PROBLEM STATEMENT
Examine the records and identify each line that includes the string "commercial". Copy those lines.

Figure dataset records
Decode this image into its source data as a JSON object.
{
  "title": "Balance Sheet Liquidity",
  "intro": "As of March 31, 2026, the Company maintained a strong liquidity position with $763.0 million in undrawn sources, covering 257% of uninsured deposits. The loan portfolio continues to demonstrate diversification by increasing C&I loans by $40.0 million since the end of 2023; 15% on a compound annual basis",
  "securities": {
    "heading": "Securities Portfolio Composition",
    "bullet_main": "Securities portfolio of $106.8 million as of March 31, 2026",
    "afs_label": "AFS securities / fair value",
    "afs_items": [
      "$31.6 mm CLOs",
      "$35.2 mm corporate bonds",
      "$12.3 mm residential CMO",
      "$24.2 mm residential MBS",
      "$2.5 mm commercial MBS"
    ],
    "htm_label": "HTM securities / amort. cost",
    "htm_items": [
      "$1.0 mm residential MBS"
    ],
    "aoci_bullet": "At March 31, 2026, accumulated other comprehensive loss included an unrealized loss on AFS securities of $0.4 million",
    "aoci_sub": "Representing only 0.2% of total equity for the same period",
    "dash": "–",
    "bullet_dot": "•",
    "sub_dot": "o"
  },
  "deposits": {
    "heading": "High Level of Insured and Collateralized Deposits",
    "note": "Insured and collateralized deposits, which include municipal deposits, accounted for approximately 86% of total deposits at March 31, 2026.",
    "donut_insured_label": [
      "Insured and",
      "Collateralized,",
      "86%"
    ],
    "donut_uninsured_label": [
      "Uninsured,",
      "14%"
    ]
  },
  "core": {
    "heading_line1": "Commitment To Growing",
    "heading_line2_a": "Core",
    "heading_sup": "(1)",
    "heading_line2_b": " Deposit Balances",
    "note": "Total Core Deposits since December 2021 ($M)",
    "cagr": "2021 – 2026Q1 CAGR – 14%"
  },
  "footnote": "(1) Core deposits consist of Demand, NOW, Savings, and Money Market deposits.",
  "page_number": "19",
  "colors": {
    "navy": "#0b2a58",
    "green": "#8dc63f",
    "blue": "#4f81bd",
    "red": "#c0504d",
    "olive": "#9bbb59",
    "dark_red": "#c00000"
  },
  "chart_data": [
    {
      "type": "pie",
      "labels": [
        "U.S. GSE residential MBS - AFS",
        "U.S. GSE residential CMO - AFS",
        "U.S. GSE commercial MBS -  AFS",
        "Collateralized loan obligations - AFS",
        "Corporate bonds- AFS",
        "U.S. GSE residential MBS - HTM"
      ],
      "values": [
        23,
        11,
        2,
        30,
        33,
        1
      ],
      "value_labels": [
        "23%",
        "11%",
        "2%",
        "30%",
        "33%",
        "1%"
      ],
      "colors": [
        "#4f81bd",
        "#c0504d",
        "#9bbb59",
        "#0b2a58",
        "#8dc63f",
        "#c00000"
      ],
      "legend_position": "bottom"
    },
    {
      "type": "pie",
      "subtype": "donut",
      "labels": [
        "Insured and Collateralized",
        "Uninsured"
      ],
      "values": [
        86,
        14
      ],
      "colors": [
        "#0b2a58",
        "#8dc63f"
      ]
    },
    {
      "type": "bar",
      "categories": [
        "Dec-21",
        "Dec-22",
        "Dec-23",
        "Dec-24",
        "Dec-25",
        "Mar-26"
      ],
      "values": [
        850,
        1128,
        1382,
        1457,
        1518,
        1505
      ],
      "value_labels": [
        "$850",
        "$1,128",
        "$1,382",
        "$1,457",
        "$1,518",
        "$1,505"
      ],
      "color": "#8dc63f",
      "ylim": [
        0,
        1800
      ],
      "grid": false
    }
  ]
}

ANSWER TO THE PROBLEM
      "$2.5 mm commercial MBS"
        "U.S. GSE commercial MBS -  AFS",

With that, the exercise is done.